● DIRECTION 1: From the entries below, render as a numbered list the lines starting at the one containing "Extract all elements" and ending at the one containing "toolbar-strip xyxy=(0,62,1080,100)", omitting the pictures and any blank lines.

● SUPPLIED TEXT:
....

But originally we were going to have baby blue, gold and ivory..ive kindve gone off that idea now..
Im not keen on purple, red, orange, yellow or green for weddings either so kind of stuck :dohh:


----------



## Mummy May

Look in lots of bridal magazines! Its really helpful when choosing colours to be able to see what they will look like. I'm having a really pale mint green and really pale pink as my theme but any pastel colours will go too! Xx


----------



## aly888

Yaaaay for deposits paid. That's when it really hit me that my wedding was real. Best feeling ever. Haha

We went with a theme for our wedding and that dictated our colours. I agree with Mummy May, looks through mags, look online and think what theme/colours will work best in your venue


----------



## xemmax

Yay for paying deposits! And I'm so glad you like your dress again, that must make you feel so much better!

We're going for similar colours; dusky pink and originally eau de nil, but now we've found a bridesmaids dress in grey we will have to incorporate that too!


----------



## Lauren25

Deffo have a look in the magazines and online it helps a lot, I think I went through every colour though before making my mind up! Love the idea of the dusky pink and grey though, sounds beautiful!


----------



## GypsyDancer

As always i start off with having no ideas on what kind of theme to go for, how to pull it off and now i have loads :thumbup:

Yesterday i went to hobbycraft, was rummaging through the sale box which had lots of boxes of half pearls in grey and light pink! So i took it as a sign, and bought a few boxes along with some little grey bows with white pearls in the middle, ivory bows with pearls on, and some lovely little pearl hearts in pink and ivory. Ive decided to make the invites myself, im quite artistic and crafty so looking forward to doing them myself. 

Im thinking of buying some lace table cloths and dying them grey to place over the table cloths provided by the venue.

Ive also been thinking alot about centre peices and instead of just going for something for the sake of it, im considering now just having centrepeices that are all kindve different, like one table could have an old clock on with some bits around it, another could have a birdcage with flowers in, along them lines..does anyone think that would look abit odd? Would probably go searching car boot sales and second hand shops for quirky bits..

I emailed a cadillac company to see how much they charge, £500! I kindve expected it tbh but will have a little shop around to see if i can find one cheaper..

Ive also seen a veil i like in bhs, it has a lace trim which is what i wanted but unsure if it will go with my dress, ive considered ordering it, and taking it to see how it looks with my dress, does anybody know if i can return it if it isnt the right colour?
And how much are veils in general? The one in bhs is £60, i figured bhs would probably be cheaper than a bridal shop?

....

● DIRECTION 2: In the forum thread, what price did the cadillac company give when it was emailed?

● DATA PROVIDED:

....

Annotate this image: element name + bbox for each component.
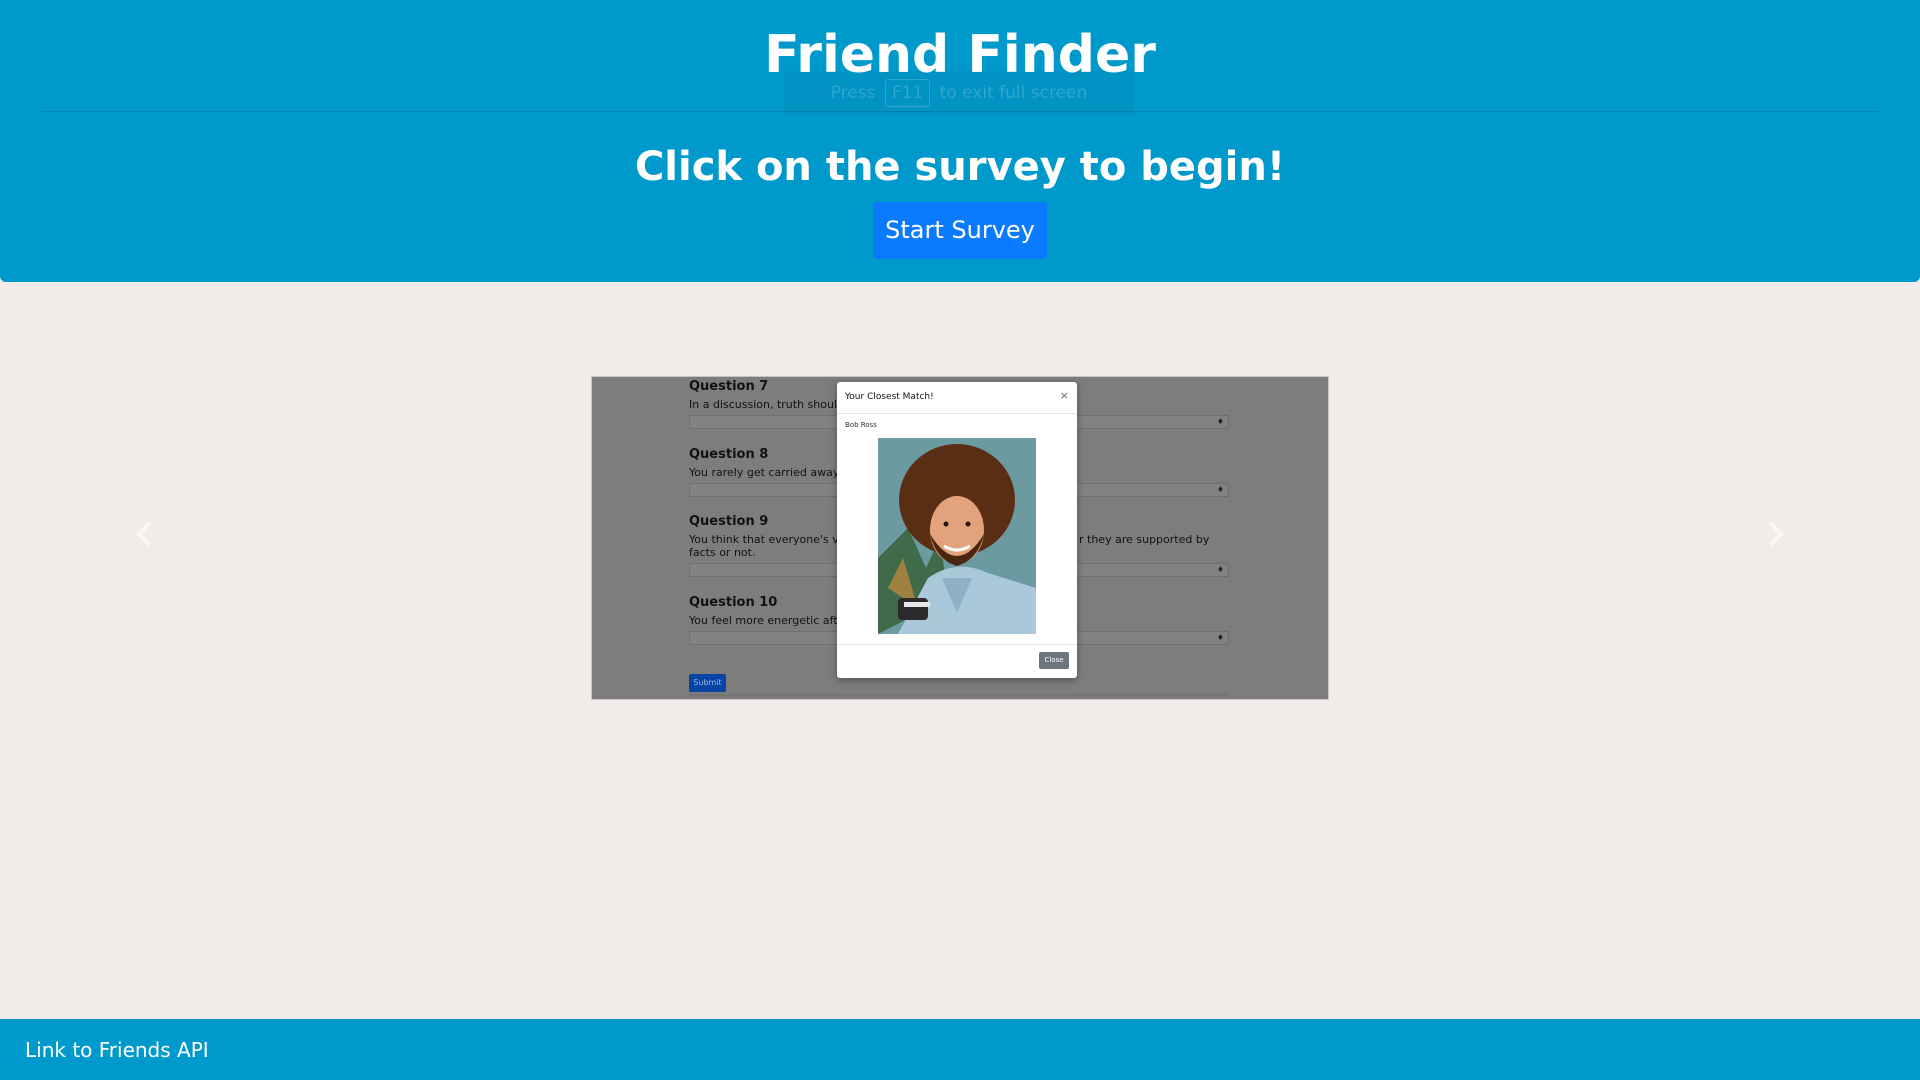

....

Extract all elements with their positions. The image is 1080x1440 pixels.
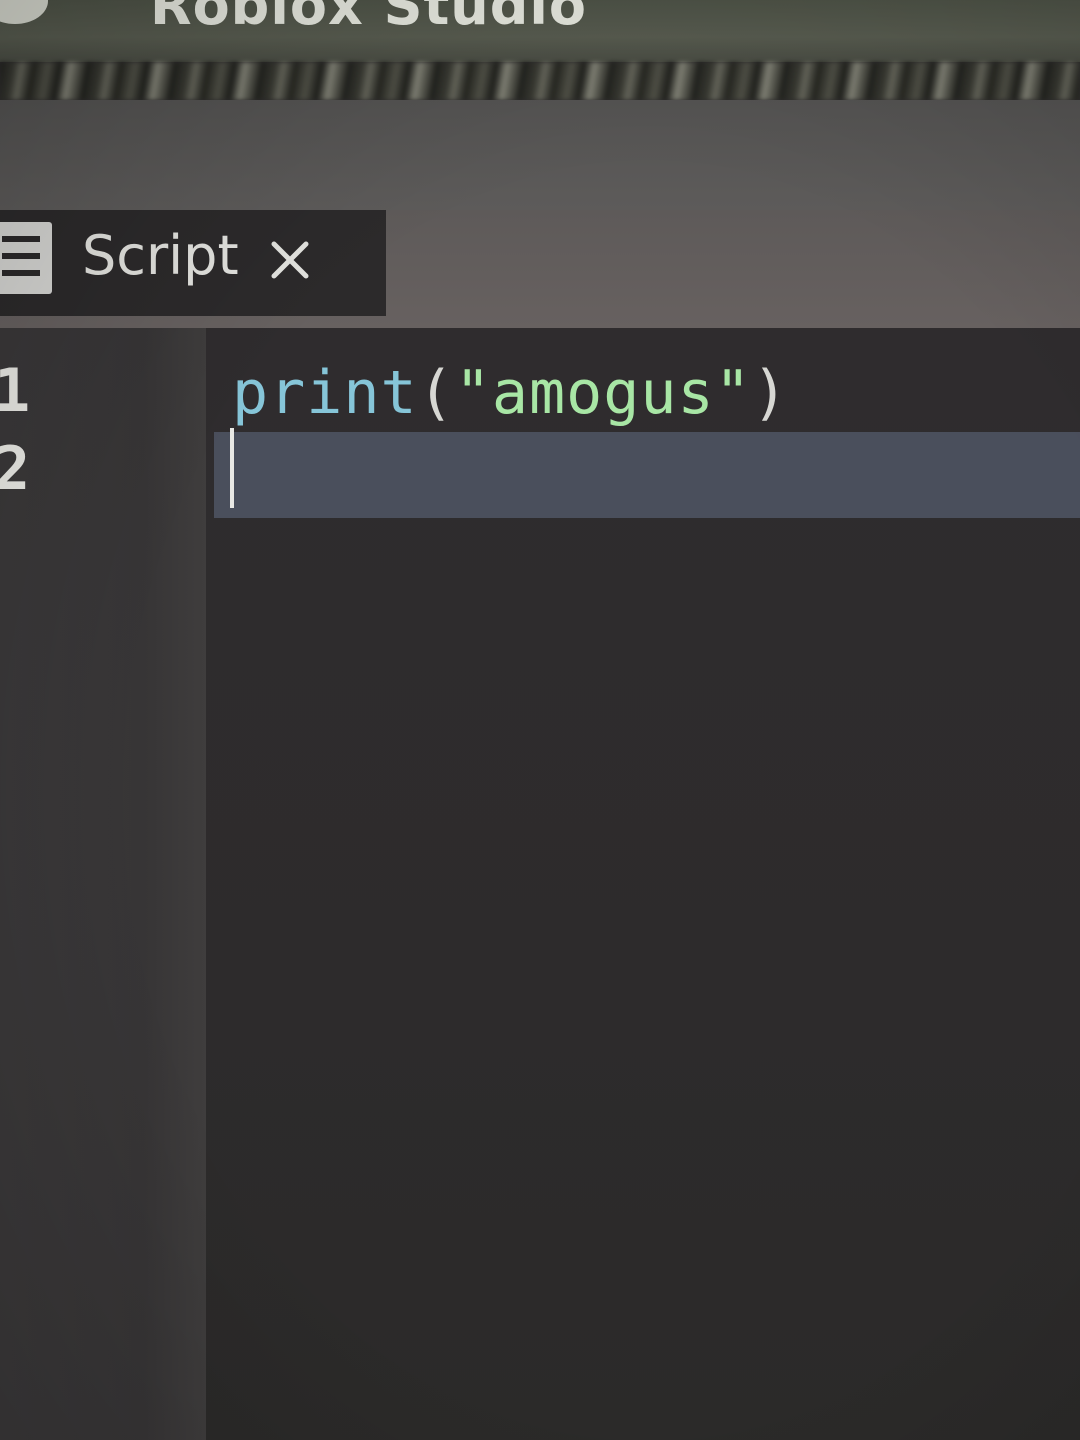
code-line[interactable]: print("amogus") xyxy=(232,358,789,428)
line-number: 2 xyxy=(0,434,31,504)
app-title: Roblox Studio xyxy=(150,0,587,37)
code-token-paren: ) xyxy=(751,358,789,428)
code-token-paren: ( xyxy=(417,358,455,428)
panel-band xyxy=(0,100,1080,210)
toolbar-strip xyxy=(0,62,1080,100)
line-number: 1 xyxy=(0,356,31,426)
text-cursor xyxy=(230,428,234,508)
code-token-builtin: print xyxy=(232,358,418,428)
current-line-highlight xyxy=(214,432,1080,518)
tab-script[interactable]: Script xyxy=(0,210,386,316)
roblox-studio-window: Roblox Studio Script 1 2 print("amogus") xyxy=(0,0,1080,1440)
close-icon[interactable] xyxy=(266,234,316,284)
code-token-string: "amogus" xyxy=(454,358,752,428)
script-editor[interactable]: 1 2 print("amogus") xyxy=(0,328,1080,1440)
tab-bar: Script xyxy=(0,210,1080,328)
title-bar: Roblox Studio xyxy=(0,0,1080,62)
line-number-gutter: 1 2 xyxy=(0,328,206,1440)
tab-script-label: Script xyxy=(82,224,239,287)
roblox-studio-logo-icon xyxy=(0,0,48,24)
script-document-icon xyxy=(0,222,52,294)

....

● EXERCISE ANSWER 1:
1. Extract all elements with their positions. The image is 1080x1440 pixels.
2. code-line[interactable]: print("amogus") xyxy=(232,358,789,428)
3. line-number: 2 xyxy=(0,434,31,504)
4. app-title: Roblox Studio xyxy=(150,0,587,37)
5. code-token-paren: ) xyxy=(751,358,789,428)
6. code-token-paren: ( xyxy=(417,358,455,428)
7. panel-band xyxy=(0,100,1080,210)
8. toolbar-strip xyxy=(0,62,1080,100)

● EXERCISE ANSWER 2: £500